[Figure record listings]

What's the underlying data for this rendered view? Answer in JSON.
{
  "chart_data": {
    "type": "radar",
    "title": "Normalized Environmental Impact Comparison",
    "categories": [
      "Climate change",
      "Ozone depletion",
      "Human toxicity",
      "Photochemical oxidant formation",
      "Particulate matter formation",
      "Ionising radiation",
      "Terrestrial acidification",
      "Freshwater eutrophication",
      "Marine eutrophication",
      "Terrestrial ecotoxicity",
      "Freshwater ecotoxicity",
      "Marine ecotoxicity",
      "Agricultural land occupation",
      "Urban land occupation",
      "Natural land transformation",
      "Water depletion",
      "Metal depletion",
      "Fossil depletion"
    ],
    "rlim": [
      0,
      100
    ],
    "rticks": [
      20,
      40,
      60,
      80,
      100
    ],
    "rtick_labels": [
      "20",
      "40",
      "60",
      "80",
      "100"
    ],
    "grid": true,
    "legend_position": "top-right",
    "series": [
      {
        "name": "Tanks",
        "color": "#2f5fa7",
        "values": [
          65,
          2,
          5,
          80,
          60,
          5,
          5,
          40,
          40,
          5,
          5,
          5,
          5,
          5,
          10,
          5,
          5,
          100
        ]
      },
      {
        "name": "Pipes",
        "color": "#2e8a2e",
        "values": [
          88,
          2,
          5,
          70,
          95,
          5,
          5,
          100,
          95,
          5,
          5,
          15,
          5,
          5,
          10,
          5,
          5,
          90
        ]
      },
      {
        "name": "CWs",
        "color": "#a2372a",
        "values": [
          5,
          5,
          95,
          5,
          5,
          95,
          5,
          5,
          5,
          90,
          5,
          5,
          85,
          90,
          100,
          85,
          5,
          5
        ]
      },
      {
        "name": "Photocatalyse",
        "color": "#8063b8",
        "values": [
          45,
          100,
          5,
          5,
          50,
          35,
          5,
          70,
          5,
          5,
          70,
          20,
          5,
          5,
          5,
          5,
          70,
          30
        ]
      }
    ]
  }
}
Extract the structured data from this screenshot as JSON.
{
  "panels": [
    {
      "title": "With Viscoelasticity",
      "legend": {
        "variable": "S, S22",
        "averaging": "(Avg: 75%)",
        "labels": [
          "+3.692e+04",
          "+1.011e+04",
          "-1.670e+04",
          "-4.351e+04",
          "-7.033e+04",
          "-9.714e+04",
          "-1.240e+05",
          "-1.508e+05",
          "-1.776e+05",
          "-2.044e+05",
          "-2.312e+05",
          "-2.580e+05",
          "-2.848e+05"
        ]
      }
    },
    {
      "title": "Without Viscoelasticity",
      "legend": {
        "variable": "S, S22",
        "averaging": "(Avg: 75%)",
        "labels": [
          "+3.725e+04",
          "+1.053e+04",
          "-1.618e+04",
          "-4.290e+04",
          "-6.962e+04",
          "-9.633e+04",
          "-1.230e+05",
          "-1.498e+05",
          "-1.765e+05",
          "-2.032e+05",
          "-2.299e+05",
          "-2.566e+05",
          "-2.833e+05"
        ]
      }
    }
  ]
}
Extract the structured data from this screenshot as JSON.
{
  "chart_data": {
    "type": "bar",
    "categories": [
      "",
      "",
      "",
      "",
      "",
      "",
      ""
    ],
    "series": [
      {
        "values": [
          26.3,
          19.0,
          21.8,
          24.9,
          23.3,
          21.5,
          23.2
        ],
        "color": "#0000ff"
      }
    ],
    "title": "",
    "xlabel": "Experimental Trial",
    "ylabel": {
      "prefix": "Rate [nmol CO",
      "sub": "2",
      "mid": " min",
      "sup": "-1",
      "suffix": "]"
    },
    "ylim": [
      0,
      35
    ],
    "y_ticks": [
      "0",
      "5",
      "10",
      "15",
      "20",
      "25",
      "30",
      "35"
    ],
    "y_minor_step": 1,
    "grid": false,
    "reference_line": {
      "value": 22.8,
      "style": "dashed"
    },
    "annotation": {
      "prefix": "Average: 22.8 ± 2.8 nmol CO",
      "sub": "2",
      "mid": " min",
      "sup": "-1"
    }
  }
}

▶ _Exercise requirements_:
Which lines of the material contain the string "Freshwater"? List each of them.

▶ _Output for this exercise_:
      "Freshwater eutrophication",
      "Freshwater ecotoxicity",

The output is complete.